WHAT THIS TASK INVOLVES: Show each line from the listing that includes the word "more".

○ ○ ○ ○ ○ ○ ○

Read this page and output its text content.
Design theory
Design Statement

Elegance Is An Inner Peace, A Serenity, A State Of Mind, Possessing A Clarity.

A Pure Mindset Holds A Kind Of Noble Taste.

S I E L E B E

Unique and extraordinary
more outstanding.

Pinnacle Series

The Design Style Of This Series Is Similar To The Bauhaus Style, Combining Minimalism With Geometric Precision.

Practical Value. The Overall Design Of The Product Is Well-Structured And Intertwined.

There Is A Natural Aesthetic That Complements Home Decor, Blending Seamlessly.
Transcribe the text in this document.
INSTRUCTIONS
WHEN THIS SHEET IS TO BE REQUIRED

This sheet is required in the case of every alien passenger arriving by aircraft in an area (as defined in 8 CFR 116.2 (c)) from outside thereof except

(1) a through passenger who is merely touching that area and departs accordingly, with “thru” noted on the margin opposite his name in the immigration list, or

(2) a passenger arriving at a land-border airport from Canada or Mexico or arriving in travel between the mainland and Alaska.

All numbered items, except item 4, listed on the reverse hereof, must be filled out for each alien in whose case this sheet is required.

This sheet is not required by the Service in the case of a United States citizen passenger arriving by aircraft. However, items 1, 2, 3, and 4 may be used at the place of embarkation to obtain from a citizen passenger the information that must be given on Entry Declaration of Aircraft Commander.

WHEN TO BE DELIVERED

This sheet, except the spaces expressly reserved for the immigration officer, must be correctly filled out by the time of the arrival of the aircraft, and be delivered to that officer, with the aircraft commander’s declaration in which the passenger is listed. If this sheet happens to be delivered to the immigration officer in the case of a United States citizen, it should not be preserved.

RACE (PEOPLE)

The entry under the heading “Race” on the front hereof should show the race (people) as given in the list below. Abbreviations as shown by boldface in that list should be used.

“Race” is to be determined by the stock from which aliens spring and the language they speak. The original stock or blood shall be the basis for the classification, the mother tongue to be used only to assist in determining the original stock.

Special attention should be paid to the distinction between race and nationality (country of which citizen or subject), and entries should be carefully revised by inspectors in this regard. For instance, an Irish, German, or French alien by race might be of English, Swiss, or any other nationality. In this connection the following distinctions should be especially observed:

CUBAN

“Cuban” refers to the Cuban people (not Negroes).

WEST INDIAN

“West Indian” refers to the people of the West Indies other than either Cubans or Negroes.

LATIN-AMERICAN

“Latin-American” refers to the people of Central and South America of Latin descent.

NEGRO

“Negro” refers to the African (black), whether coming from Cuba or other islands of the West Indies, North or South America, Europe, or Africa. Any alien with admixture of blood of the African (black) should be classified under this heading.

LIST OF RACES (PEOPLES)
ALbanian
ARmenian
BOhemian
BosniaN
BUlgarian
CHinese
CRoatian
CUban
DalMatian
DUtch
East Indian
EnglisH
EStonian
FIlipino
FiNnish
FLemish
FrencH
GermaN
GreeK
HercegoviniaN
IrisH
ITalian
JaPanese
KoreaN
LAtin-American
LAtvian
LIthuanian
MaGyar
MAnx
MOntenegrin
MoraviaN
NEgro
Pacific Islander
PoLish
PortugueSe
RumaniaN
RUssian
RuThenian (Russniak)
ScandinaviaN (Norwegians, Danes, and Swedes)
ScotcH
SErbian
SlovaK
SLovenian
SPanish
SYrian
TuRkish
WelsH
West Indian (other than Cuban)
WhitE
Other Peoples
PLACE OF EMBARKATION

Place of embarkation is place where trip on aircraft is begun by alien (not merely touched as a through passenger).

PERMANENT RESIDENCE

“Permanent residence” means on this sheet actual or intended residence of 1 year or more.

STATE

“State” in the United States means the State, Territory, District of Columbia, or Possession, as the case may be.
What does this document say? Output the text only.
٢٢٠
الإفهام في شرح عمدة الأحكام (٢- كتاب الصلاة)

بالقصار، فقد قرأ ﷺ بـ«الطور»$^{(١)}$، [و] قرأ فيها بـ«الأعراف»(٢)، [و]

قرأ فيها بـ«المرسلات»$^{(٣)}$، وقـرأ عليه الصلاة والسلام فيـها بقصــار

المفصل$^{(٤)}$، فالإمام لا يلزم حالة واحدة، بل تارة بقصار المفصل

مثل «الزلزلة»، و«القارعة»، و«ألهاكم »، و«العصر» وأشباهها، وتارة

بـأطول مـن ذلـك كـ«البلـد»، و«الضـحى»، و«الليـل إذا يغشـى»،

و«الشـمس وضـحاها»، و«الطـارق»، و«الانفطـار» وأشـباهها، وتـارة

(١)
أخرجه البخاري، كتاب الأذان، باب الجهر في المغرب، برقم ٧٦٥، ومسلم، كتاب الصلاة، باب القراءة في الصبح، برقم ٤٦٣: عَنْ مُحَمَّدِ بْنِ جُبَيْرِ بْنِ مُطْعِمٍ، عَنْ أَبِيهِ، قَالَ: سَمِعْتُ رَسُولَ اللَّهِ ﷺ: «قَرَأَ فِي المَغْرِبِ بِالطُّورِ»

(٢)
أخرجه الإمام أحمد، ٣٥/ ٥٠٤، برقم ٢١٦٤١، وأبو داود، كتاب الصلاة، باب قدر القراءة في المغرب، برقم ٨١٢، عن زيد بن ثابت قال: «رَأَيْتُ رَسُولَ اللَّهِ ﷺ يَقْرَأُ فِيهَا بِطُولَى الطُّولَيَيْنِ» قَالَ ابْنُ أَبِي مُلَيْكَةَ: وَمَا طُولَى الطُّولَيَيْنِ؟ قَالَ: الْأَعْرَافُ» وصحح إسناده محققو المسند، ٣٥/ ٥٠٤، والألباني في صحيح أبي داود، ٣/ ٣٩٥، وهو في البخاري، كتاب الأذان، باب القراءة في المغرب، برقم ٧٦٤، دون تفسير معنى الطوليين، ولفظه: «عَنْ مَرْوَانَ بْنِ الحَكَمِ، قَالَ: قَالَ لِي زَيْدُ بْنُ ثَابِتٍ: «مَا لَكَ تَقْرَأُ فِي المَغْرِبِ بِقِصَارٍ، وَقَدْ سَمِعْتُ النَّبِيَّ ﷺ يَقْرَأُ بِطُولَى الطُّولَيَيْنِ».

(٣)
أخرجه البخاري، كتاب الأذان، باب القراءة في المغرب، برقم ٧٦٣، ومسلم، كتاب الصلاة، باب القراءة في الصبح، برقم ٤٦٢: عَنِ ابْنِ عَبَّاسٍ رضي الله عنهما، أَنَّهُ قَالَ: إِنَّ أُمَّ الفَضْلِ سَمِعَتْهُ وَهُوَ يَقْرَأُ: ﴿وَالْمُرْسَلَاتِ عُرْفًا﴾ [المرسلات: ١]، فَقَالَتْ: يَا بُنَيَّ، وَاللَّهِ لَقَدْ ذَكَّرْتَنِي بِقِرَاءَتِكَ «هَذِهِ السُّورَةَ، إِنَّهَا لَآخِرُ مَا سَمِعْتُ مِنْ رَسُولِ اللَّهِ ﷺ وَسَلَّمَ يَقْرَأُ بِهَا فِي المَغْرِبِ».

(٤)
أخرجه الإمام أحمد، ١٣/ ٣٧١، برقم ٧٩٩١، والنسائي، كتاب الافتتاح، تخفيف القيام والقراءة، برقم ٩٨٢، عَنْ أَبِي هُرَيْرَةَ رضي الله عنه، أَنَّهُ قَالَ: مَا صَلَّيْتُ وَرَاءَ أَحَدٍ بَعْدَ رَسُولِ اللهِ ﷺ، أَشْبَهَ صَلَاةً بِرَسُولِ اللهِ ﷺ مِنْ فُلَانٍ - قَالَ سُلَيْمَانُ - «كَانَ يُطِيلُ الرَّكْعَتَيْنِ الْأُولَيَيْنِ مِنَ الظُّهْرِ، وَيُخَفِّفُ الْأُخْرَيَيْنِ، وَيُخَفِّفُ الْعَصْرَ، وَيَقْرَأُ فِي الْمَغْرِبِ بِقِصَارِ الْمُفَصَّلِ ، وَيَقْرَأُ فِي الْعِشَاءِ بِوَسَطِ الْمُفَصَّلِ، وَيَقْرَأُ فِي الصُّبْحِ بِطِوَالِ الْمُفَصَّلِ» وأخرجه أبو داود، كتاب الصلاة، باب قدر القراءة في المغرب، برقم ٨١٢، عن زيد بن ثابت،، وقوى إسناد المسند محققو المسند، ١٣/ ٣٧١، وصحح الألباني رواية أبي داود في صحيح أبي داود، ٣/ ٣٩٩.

○ ○ ○ ○ ○ ○ ○

ANSWER TO THIS PROBLEM:
more outstanding.
“Permanent residence” means on this sheet actual or intended residence of 1 year or more.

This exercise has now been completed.